++++ SUPPLIED RECORDS

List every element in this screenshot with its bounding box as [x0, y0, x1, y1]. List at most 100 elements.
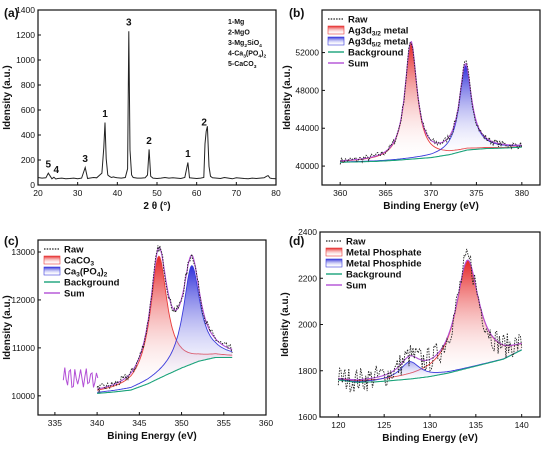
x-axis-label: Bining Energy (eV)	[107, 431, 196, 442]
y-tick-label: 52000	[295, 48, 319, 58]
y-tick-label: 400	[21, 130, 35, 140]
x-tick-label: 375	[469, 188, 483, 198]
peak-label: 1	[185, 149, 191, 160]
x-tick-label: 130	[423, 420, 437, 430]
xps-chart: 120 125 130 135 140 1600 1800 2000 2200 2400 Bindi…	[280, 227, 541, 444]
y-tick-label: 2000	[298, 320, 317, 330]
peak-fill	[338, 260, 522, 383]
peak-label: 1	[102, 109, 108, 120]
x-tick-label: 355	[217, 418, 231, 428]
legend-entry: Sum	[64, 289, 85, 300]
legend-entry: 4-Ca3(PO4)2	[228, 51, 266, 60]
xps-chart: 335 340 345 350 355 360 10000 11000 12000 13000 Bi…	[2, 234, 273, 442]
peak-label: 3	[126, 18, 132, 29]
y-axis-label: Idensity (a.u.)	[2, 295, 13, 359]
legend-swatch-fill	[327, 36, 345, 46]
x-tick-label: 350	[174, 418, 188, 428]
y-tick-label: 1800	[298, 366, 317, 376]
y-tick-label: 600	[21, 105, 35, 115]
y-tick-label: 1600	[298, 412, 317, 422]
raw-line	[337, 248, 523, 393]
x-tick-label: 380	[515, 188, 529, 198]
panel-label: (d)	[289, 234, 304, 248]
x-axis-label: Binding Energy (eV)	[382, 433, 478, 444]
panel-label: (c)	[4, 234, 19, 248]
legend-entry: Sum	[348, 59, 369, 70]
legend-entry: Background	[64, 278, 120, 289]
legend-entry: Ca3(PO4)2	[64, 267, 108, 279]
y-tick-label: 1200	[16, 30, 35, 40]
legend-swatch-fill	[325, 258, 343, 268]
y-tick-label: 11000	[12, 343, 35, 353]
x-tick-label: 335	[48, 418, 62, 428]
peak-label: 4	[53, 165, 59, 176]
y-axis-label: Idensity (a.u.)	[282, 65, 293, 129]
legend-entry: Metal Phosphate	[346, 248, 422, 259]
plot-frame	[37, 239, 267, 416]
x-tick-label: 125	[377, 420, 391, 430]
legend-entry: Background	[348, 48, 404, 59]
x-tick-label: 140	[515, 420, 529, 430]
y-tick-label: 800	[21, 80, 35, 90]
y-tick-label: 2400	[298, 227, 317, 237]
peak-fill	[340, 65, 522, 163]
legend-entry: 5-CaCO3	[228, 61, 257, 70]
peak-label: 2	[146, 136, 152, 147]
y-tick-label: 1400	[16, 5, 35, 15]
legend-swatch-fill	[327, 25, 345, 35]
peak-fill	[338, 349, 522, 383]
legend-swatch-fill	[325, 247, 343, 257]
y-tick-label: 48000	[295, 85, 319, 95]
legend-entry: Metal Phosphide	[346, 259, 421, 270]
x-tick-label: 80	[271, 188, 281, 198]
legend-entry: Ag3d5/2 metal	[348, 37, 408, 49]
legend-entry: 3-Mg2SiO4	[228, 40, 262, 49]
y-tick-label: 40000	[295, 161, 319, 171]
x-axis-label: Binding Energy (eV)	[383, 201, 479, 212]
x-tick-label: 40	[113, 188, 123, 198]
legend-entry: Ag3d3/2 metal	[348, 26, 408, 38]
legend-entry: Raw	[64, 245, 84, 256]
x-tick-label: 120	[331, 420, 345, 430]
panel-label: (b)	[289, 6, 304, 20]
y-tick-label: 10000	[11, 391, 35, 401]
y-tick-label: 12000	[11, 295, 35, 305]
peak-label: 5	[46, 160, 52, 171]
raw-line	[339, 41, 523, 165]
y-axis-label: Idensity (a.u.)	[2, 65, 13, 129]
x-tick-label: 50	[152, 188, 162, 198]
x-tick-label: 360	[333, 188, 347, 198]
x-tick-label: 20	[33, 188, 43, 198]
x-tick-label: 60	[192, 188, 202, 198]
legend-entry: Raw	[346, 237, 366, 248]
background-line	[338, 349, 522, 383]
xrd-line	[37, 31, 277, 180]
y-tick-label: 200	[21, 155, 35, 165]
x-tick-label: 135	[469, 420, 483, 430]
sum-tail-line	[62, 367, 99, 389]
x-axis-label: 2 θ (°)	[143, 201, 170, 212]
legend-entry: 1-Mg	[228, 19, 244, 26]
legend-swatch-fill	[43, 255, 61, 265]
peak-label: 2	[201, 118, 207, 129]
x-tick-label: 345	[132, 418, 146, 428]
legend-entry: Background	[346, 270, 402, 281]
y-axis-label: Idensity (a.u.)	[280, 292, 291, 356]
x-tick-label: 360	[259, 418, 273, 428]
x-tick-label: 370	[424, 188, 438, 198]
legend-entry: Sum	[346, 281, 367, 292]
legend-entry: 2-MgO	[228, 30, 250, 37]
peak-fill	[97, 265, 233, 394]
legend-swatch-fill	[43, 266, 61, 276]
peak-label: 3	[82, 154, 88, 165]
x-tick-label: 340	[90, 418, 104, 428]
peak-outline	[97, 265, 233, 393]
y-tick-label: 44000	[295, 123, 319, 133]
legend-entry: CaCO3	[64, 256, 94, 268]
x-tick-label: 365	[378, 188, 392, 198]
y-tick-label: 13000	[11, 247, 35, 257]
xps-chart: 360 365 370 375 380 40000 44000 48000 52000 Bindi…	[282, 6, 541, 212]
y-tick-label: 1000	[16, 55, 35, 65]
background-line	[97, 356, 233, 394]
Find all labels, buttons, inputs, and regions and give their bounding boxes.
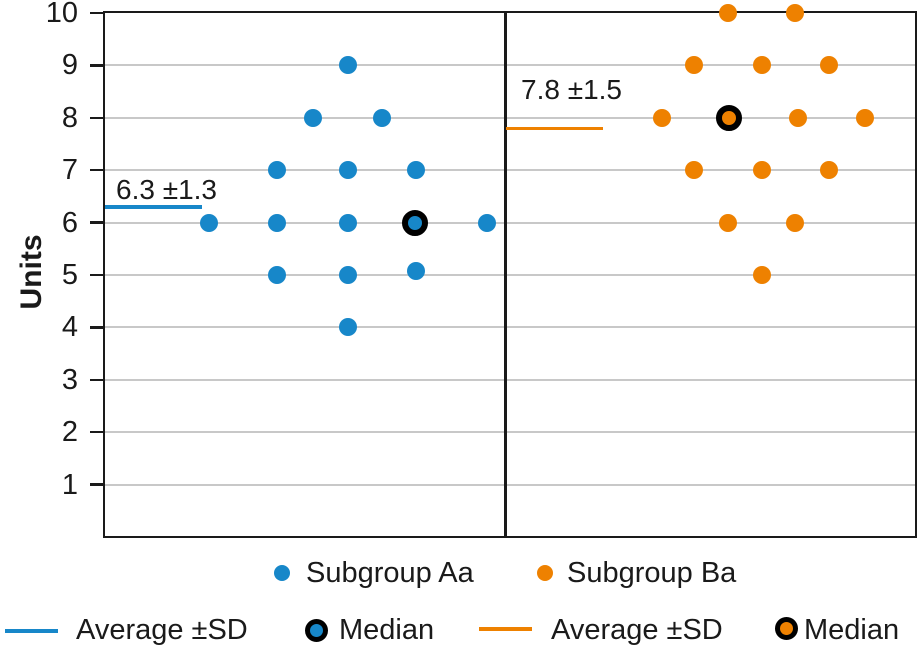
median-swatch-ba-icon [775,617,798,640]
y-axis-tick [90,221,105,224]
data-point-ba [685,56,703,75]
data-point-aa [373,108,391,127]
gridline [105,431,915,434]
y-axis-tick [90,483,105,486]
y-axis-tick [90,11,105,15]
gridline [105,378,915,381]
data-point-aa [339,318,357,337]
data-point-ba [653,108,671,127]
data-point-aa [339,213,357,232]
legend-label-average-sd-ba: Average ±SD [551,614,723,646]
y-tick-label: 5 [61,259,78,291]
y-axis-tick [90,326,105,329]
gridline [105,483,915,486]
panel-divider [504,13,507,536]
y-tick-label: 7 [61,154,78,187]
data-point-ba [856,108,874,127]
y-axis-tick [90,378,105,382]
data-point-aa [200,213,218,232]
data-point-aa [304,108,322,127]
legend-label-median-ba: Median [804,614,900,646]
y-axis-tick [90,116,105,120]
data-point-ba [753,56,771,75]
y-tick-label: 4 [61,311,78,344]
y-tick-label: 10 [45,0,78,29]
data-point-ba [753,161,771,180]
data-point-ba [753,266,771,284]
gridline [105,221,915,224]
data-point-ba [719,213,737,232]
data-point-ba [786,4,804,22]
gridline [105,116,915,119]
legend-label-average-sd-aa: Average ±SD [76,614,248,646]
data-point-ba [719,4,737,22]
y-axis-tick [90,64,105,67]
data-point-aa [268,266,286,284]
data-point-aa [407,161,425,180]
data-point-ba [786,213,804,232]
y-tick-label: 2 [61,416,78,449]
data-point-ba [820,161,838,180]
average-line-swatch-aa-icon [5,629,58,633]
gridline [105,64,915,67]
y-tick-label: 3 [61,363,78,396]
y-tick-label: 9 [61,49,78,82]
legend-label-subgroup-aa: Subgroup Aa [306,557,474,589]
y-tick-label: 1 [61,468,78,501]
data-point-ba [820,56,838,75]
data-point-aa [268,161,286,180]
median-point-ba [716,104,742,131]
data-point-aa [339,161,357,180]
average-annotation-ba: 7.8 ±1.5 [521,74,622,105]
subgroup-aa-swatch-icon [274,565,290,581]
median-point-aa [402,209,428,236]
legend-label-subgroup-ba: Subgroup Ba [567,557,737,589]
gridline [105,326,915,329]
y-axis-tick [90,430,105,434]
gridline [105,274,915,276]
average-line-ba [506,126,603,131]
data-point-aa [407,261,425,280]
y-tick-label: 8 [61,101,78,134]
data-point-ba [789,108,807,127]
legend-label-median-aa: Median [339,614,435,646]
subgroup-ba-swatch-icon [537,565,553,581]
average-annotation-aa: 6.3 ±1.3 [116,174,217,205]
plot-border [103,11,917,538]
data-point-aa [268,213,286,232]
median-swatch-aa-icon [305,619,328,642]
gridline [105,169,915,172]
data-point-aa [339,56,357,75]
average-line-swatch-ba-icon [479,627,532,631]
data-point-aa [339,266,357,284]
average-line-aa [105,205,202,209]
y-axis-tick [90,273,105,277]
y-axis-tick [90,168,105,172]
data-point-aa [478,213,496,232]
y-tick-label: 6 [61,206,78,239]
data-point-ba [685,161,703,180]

++++++++

GOAL
Format the lines between the one containing "median-swatch-ba-icon [775,617,798,640]" and the one containing "data-point-aa [339,213,357,232]", inclusive, as a JSON list of strings, one string per line, with blank lines omitted.

SOLUTION
[
  "median-swatch-ba-icon [775,617,798,640]",
  "y-axis-tick [90,221,105,224]",
  "data-point-ba [685,56,703,75]",
  "data-point-aa [373,108,391,127]",
  "gridline [105,431,915,434]",
  "y-axis-tick [90,483,105,486]",
  "y-axis-tick [90,11,105,15]",
  "gridline [105,378,915,381]",
  "data-point-aa [339,318,357,337]",
  "data-point-ba [653,108,671,127]",
  "data-point-aa [339,213,357,232]"
]